AIM OF THE TASK -> Below is a set of records; print all of them exactly as written.

STORED RECORDS ->
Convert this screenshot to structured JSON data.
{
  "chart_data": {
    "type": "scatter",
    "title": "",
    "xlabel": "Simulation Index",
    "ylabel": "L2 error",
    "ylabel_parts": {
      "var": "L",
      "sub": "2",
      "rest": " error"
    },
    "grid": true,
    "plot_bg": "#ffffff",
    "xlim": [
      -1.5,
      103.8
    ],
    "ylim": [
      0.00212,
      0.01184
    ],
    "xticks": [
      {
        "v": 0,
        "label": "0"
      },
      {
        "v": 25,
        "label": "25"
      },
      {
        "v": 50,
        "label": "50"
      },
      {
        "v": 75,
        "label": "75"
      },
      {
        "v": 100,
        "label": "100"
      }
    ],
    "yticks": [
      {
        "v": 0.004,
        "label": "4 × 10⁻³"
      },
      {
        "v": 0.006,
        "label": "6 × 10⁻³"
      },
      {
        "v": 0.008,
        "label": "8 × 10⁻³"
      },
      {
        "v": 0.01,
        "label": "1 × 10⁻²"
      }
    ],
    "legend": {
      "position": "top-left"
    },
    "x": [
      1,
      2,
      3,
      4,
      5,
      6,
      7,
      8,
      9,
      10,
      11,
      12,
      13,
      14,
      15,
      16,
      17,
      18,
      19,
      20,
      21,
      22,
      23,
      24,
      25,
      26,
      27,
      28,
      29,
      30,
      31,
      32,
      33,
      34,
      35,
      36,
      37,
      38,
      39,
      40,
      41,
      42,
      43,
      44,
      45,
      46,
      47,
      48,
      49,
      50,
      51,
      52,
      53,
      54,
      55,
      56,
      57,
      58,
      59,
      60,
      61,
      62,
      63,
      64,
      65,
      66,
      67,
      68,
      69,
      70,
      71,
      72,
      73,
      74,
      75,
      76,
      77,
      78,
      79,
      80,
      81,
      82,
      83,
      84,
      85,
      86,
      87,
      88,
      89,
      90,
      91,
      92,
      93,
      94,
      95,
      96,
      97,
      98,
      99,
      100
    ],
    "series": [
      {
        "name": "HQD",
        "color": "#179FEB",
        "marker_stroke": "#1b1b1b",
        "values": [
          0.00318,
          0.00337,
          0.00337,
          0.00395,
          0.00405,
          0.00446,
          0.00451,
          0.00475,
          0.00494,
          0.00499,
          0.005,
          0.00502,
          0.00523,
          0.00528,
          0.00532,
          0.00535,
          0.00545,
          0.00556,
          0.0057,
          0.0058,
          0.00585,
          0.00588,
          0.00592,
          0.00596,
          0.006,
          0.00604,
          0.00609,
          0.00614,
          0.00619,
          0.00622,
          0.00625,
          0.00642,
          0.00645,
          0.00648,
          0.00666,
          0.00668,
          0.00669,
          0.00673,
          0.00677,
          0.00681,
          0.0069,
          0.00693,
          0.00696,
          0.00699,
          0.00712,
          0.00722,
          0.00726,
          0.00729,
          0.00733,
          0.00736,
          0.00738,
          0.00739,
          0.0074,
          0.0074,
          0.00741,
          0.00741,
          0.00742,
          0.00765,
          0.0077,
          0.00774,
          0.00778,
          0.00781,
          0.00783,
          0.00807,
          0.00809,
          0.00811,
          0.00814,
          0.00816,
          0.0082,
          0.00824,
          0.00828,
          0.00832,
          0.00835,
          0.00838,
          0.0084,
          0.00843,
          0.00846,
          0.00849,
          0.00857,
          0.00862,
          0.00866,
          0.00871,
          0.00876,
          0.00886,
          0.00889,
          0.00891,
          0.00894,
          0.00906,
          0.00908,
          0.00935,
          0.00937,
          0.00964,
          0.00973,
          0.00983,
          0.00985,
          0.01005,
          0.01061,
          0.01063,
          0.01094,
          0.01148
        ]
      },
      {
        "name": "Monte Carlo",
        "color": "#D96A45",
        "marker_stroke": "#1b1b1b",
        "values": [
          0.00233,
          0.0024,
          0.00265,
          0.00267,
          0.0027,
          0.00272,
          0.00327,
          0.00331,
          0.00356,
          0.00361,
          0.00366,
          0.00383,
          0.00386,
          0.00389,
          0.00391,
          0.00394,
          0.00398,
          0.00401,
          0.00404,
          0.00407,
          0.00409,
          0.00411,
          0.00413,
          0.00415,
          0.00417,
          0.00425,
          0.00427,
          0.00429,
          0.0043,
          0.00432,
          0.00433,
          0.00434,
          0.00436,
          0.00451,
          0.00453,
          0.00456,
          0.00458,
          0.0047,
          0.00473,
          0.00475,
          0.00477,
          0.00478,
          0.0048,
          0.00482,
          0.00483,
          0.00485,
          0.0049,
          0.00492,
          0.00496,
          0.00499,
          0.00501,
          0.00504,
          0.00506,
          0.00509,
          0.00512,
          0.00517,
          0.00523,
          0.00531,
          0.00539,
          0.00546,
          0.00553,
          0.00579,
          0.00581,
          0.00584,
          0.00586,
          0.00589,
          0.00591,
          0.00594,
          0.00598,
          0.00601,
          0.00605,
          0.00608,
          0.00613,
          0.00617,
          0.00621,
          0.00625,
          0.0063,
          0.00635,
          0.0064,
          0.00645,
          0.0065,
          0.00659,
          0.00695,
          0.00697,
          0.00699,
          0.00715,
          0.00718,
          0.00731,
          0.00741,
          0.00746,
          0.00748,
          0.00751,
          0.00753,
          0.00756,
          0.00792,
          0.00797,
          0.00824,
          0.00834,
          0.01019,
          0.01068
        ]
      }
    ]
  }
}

EXPECTED ANSWER ->
Convert this screenshot to structured JSON data.
{
  "chart_data": {
    "type": "scatter",
    "title": "",
    "xlabel": "Simulation Index",
    "ylabel": "L2 error",
    "ylabel_parts": {
      "var": "L",
      "sub": "2",
      "rest": " error"
    },
    "grid": true,
    "plot_bg": "#ffffff",
    "xlim": [
      -1.5,
      103.8
    ],
    "ylim": [
      0.00212,
      0.01184
    ],
    "xticks": [
      {
        "v": 0,
        "label": "0"
      },
      {
        "v": 25,
        "label": "25"
      },
      {
        "v": 50,
        "label": "50"
      },
      {
        "v": 75,
        "label": "75"
      },
      {
        "v": 100,
        "label": "100"
      }
    ],
    "yticks": [
      {
        "v": 0.004,
        "label": "4 × 10⁻³"
      },
      {
        "v": 0.006,
        "label": "6 × 10⁻³"
      },
      {
        "v": 0.008,
        "label": "8 × 10⁻³"
      },
      {
        "v": 0.01,
        "label": "1 × 10⁻²"
      }
    ],
    "legend": {
      "position": "top-left"
    },
    "x": [
      1,
      2,
      3,
      4,
      5,
      6,
      7,
      8,
      9,
      10,
      11,
      12,
      13,
      14,
      15,
      16,
      17,
      18,
      19,
      20,
      21,
      22,
      23,
      24,
      25,
      26,
      27,
      28,
      29,
      30,
      31,
      32,
      33,
      34,
      35,
      36,
      37,
      38,
      39,
      40,
      41,
      42,
      43,
      44,
      45,
      46,
      47,
      48,
      49,
      50,
      51,
      52,
      53,
      54,
      55,
      56,
      57,
      58,
      59,
      60,
      61,
      62,
      63,
      64,
      65,
      66,
      67,
      68,
      69,
      70,
      71,
      72,
      73,
      74,
      75,
      76,
      77,
      78,
      79,
      80,
      81,
      82,
      83,
      84,
      85,
      86,
      87,
      88,
      89,
      90,
      91,
      92,
      93,
      94,
      95,
      96,
      97,
      98,
      99,
      100
    ],
    "series": [
      {
        "name": "HQD",
        "color": "#179FEB",
        "marker_stroke": "#1b1b1b",
        "values": [
          0.00318,
          0.00337,
          0.00337,
          0.00395,
          0.00405,
          0.00446,
          0.00451,
          0.00475,
          0.00494,
          0.00499,
          0.005,
          0.00502,
          0.00523,
          0.00528,
          0.00532,
          0.00535,
          0.00545,
          0.00556,
          0.0057,
          0.0058,
          0.00585,
          0.00588,
          0.00592,
          0.00596,
          0.006,
          0.00604,
          0.00609,
          0.00614,
          0.00619,
          0.00622,
          0.00625,
          0.00642,
          0.00645,
          0.00648,
          0.00666,
          0.00668,
          0.00669,
          0.00673,
          0.00677,
          0.00681,
          0.0069,
          0.00693,
          0.00696,
          0.00699,
          0.00712,
          0.00722,
          0.00726,
          0.00729,
          0.00733,
          0.00736,
          0.00738,
          0.00739,
          0.0074,
          0.0074,
          0.00741,
          0.00741,
          0.00742,
          0.00765,
          0.0077,
          0.00774,
          0.00778,
          0.00781,
          0.00783,
          0.00807,
          0.00809,
          0.00811,
          0.00814,
          0.00816,
          0.0082,
          0.00824,
          0.00828,
          0.00832,
          0.00835,
          0.00838,
          0.0084,
          0.00843,
          0.00846,
          0.00849,
          0.00857,
          0.00862,
          0.00866,
          0.00871,
          0.00876,
          0.00886,
          0.00889,
          0.00891,
          0.00894,
          0.00906,
          0.00908,
          0.00935,
          0.00937,
          0.00964,
          0.00973,
          0.00983,
          0.00985,
          0.01005,
          0.01061,
          0.01063,
          0.01094,
          0.01148
        ]
      },
      {
        "name": "Monte Carlo",
        "color": "#D96A45",
        "marker_stroke": "#1b1b1b",
        "values": [
          0.00233,
          0.0024,
          0.00265,
          0.00267,
          0.0027,
          0.00272,
          0.00327,
          0.00331,
          0.00356,
          0.00361,
          0.00366,
          0.00383,
          0.00386,
          0.00389,
          0.00391,
          0.00394,
          0.00398,
          0.00401,
          0.00404,
          0.00407,
          0.00409,
          0.00411,
          0.00413,
          0.00415,
          0.00417,
          0.00425,
          0.00427,
          0.00429,
          0.0043,
          0.00432,
          0.00433,
          0.00434,
          0.00436,
          0.00451,
          0.00453,
          0.00456,
          0.00458,
          0.0047,
          0.00473,
          0.00475,
          0.00477,
          0.00478,
          0.0048,
          0.00482,
          0.00483,
          0.00485,
          0.0049,
          0.00492,
          0.00496,
          0.00499,
          0.00501,
          0.00504,
          0.00506,
          0.00509,
          0.00512,
          0.00517,
          0.00523,
          0.00531,
          0.00539,
          0.00546,
          0.00553,
          0.00579,
          0.00581,
          0.00584,
          0.00586,
          0.00589,
          0.00591,
          0.00594,
          0.00598,
          0.00601,
          0.00605,
          0.00608,
          0.00613,
          0.00617,
          0.00621,
          0.00625,
          0.0063,
          0.00635,
          0.0064,
          0.00645,
          0.0065,
          0.00659,
          0.00695,
          0.00697,
          0.00699,
          0.00715,
          0.00718,
          0.00731,
          0.00741,
          0.00746,
          0.00748,
          0.00751,
          0.00753,
          0.00756,
          0.00792,
          0.00797,
          0.00824,
          0.00834,
          0.01019,
          0.01068
        ]
      }
    ]
  }
}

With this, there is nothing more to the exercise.